• [Prompt]: Your task is to quote the material that follows, in full and exactly.
═════ Dataset records ═════
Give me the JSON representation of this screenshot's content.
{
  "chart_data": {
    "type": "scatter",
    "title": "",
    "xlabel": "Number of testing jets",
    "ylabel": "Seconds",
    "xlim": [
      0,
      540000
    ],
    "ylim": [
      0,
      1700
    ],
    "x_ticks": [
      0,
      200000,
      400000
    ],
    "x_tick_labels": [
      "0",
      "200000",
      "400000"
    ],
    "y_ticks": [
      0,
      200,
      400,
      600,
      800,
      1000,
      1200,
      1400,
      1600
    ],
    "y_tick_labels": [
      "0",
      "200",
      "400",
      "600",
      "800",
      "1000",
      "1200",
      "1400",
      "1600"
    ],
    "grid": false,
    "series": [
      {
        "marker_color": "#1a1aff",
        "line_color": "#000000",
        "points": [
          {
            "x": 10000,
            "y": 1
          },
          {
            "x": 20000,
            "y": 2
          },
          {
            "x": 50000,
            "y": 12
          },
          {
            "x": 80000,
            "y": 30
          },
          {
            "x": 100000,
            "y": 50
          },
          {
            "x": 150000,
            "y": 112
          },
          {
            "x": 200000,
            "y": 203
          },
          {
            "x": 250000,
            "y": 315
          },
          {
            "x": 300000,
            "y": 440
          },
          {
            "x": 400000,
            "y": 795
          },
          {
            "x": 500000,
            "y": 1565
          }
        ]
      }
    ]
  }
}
═════
• [Written solution]:
Give me the JSON representation of this screenshot's content.
{
  "chart_data": {
    "type": "scatter",
    "title": "",
    "xlabel": "Number of testing jets",
    "ylabel": "Seconds",
    "xlim": [
      0,
      540000
    ],
    "ylim": [
      0,
      1700
    ],
    "x_ticks": [
      0,
      200000,
      400000
    ],
    "x_tick_labels": [
      "0",
      "200000",
      "400000"
    ],
    "y_ticks": [
      0,
      200,
      400,
      600,
      800,
      1000,
      1200,
      1400,
      1600
    ],
    "y_tick_labels": [
      "0",
      "200",
      "400",
      "600",
      "800",
      "1000",
      "1200",
      "1400",
      "1600"
    ],
    "grid": false,
    "series": [
      {
        "marker_color": "#1a1aff",
        "line_color": "#000000",
        "points": [
          {
            "x": 10000,
            "y": 1
          },
          {
            "x": 20000,
            "y": 2
          },
          {
            "x": 50000,
            "y": 12
          },
          {
            "x": 80000,
            "y": 30
          },
          {
            "x": 100000,
            "y": 50
          },
          {
            "x": 150000,
            "y": 112
          },
          {
            "x": 200000,
            "y": 203
          },
          {
            "x": 250000,
            "y": 315
          },
          {
            "x": 300000,
            "y": 440
          },
          {
            "x": 400000,
            "y": 795
          },
          {
            "x": 500000,
            "y": 1565
          }
        ]
      }
    ]
  }
}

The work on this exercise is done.